▸ Work to complete:
Transcribe verbatim every line from the line containing "Transcribe the text in this document." to the end of the entries, including both endpoints. Output nothing beyond those lines.

▸ Excerpted data:

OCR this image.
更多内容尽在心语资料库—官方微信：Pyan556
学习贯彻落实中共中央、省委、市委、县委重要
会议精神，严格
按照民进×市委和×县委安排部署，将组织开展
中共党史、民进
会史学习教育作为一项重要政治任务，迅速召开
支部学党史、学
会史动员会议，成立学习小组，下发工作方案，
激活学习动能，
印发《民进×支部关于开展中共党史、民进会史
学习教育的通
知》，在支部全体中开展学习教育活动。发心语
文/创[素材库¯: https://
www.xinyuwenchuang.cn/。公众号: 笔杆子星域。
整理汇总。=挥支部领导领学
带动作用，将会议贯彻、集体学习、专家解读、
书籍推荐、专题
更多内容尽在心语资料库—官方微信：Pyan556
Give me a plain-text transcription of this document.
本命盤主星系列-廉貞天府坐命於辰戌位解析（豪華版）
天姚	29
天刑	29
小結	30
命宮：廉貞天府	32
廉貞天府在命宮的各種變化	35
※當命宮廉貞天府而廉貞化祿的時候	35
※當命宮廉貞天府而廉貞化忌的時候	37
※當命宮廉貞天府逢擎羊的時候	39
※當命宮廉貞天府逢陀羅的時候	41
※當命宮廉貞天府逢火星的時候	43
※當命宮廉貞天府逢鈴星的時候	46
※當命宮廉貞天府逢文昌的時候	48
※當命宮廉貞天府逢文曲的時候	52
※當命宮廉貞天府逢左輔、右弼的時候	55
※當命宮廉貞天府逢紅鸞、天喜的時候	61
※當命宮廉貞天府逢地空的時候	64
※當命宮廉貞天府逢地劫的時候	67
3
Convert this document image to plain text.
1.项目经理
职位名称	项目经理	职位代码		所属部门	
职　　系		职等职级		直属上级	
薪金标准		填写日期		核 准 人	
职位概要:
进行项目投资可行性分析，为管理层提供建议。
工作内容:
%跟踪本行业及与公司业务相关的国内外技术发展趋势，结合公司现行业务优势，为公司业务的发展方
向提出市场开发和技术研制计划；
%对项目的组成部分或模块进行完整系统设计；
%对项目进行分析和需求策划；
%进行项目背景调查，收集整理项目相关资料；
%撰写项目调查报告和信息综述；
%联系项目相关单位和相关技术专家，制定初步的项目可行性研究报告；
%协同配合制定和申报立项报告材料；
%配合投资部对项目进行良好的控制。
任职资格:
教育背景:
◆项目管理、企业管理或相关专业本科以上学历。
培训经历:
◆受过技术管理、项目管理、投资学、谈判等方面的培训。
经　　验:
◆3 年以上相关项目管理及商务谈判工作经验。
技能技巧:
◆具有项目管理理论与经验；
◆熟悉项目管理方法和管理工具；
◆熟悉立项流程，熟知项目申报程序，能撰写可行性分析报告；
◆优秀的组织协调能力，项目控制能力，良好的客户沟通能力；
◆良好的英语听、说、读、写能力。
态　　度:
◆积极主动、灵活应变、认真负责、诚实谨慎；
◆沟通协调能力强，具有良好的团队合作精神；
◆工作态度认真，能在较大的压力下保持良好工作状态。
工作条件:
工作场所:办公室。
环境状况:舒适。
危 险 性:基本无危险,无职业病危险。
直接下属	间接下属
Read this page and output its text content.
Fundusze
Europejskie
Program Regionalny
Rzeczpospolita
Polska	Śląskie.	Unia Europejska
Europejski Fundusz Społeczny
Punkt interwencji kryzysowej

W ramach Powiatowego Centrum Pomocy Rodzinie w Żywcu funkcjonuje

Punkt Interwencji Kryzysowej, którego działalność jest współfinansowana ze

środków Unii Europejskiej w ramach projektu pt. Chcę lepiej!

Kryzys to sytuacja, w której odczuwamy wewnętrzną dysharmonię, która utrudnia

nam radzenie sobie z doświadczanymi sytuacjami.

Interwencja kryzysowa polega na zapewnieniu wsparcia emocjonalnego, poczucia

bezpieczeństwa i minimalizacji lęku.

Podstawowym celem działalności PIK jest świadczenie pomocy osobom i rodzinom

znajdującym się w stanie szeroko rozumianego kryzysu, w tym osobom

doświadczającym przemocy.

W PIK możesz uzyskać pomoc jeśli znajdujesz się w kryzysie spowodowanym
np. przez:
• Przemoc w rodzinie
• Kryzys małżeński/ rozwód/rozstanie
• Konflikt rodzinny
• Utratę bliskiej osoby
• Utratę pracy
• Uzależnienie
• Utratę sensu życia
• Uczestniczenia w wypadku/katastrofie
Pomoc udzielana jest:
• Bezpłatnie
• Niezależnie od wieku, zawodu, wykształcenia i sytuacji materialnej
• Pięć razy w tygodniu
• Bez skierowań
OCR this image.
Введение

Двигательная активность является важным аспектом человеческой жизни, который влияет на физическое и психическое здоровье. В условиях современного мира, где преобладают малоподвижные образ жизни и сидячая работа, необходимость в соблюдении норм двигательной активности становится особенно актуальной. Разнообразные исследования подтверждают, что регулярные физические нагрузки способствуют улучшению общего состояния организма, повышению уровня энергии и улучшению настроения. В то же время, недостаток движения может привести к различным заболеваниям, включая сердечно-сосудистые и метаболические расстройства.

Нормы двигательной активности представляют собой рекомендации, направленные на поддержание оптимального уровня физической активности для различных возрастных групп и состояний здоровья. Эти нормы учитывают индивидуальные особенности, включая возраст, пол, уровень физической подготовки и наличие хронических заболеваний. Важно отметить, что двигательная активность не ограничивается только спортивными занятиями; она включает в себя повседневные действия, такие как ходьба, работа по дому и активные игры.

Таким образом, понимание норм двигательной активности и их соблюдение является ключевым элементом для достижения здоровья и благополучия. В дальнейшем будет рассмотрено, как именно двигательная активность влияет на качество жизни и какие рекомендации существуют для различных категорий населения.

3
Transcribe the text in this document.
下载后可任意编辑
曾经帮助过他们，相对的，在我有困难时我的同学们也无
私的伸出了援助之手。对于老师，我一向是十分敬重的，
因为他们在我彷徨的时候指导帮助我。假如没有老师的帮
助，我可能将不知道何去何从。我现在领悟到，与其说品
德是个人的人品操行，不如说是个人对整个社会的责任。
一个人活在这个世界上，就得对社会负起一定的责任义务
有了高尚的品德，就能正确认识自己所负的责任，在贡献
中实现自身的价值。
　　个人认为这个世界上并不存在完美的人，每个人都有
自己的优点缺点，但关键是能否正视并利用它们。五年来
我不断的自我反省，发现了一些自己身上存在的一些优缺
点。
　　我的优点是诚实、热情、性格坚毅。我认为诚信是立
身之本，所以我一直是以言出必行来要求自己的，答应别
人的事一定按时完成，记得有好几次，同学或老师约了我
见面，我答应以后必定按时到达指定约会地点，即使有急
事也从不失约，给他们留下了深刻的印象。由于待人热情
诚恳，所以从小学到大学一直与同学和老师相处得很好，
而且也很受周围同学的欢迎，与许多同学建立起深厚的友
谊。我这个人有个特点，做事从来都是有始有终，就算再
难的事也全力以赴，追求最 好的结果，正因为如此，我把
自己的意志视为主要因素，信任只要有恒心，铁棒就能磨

▸ Response to this exercise:
Transcribe the text in this document.
下载后可任意编辑
曾经帮助过他们，相对的，在我有困难时我的同学们也无
私的伸出了援助之手。对于老师，我一向是十分敬重的，
因为他们在我彷徨的时候指导帮助我。假如没有老师的帮
助，我可能将不知道何去何从。我现在领悟到，与其说品
德是个人的人品操行，不如说是个人对整个社会的责任。
一个人活在这个世界上，就得对社会负起一定的责任义务
有了高尚的品德，就能正确认识自己所负的责任，在贡献
中实现自身的价值。
　　个人认为这个世界上并不存在完美的人，每个人都有
自己的优点缺点，但关键是能否正视并利用它们。五年来
我不断的自我反省，发现了一些自己身上存在的一些优缺
点。
　　我的优点是诚实、热情、性格坚毅。我认为诚信是立
身之本，所以我一直是以言出必行来要求自己的，答应别
人的事一定按时完成，记得有好几次，同学或老师约了我
见面，我答应以后必定按时到达指定约会地点，即使有急
事也从不失约，给他们留下了深刻的印象。由于待人热情
诚恳，所以从小学到大学一直与同学和老师相处得很好，
而且也很受周围同学的欢迎，与许多同学建立起深厚的友
谊。我这个人有个特点，做事从来都是有始有终，就算再
难的事也全力以赴，追求最 好的结果，正因为如此，我把
自己的意志视为主要因素，信任只要有恒心，铁棒就能磨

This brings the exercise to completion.